**What you will do**
Exactly repeat the line that contains "Transcribe this chart's", then every line after it up to and including the final line.

[Begin]

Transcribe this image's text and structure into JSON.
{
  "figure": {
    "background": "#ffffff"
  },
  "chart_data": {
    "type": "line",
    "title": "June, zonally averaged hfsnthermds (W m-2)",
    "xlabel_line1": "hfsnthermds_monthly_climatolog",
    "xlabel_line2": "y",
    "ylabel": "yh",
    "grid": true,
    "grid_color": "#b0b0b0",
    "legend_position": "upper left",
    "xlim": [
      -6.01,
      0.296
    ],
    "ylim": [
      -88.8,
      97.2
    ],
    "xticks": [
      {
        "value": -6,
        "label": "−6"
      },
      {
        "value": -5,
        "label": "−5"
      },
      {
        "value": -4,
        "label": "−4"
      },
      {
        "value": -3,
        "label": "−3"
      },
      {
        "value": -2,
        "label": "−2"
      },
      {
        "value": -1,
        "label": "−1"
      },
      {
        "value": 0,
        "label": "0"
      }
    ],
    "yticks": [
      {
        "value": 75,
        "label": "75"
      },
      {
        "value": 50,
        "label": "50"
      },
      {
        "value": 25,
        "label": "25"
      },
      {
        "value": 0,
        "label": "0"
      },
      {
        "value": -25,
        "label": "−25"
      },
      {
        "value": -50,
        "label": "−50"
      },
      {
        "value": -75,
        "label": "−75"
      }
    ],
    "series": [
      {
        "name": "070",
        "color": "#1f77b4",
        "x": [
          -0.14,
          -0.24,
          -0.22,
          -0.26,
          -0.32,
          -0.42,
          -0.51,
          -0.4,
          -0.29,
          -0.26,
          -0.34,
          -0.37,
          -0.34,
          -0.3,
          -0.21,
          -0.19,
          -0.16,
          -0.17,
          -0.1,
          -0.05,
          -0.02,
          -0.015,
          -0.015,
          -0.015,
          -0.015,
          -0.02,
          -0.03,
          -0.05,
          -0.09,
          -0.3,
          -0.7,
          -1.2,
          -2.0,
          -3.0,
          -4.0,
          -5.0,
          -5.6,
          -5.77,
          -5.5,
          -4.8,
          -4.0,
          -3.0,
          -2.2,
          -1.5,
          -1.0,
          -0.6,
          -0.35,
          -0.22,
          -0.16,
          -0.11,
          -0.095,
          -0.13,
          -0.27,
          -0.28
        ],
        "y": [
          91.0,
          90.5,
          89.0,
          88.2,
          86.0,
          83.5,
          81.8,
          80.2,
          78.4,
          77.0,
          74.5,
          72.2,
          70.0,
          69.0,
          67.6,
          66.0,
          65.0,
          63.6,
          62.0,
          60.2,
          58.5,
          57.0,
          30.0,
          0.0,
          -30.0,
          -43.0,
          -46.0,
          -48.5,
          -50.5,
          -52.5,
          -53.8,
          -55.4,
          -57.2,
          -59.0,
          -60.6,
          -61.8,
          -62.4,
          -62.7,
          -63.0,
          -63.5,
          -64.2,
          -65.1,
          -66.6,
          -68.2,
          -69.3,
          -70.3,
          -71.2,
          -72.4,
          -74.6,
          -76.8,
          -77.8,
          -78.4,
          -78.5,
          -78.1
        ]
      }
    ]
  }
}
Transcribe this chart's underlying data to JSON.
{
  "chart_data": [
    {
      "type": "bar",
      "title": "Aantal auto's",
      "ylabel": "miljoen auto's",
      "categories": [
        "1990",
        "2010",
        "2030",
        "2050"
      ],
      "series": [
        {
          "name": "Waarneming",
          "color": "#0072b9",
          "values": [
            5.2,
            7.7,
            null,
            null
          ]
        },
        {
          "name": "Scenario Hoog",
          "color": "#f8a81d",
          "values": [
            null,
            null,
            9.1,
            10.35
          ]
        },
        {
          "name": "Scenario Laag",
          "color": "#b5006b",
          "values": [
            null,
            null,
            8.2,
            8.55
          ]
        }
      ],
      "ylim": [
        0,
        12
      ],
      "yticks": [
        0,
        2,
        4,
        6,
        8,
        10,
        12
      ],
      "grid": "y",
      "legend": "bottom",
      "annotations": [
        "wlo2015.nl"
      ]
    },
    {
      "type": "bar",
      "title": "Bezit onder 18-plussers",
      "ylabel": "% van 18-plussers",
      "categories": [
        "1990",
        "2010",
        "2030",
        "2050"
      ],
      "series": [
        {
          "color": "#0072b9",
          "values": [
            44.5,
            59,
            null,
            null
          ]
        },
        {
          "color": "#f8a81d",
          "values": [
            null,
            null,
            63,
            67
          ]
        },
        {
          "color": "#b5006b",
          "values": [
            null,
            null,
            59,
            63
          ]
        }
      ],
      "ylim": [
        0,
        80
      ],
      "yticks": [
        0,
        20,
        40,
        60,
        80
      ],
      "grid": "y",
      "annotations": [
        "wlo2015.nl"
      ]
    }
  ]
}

[End]

**Complete answer**
Transcribe this chart's underlying data to JSON.
{
  "chart_data": [
    {
      "type": "bar",
      "title": "Aantal auto's",
      "ylabel": "miljoen auto's",
      "categories": [
        "1990",
        "2010",
        "2030",
        "2050"
      ],
      "series": [
        {
          "name": "Waarneming",
          "color": "#0072b9",
          "values": [
            5.2,
            7.7,
            null,
            null
          ]
        },
        {
          "name": "Scenario Hoog",
          "color": "#f8a81d",
          "values": [
            null,
            null,
            9.1,
            10.35
          ]
        },
        {
          "name": "Scenario Laag",
          "color": "#b5006b",
          "values": [
            null,
            null,
            8.2,
            8.55
          ]
        }
      ],
      "ylim": [
        0,
        12
      ],
      "yticks": [
        0,
        2,
        4,
        6,
        8,
        10,
        12
      ],
      "grid": "y",
      "legend": "bottom",
      "annotations": [
        "wlo2015.nl"
      ]
    },
    {
      "type": "bar",
      "title": "Bezit onder 18-plussers",
      "ylabel": "% van 18-plussers",
      "categories": [
        "1990",
        "2010",
        "2030",
        "2050"
      ],
      "series": [
        {
          "color": "#0072b9",
          "values": [
            44.5,
            59,
            null,
            null
          ]
        },
        {
          "color": "#f8a81d",
          "values": [
            null,
            null,
            63,
            67
          ]
        },
        {
          "color": "#b5006b",
          "values": [
            null,
            null,
            59,
            63
          ]
        }
      ],
      "ylim": [
        0,
        80
      ],
      "yticks": [
        0,
        20,
        40,
        60,
        80
      ],
      "grid": "y",
      "annotations": [
        "wlo2015.nl"
      ]
    }
  ]
}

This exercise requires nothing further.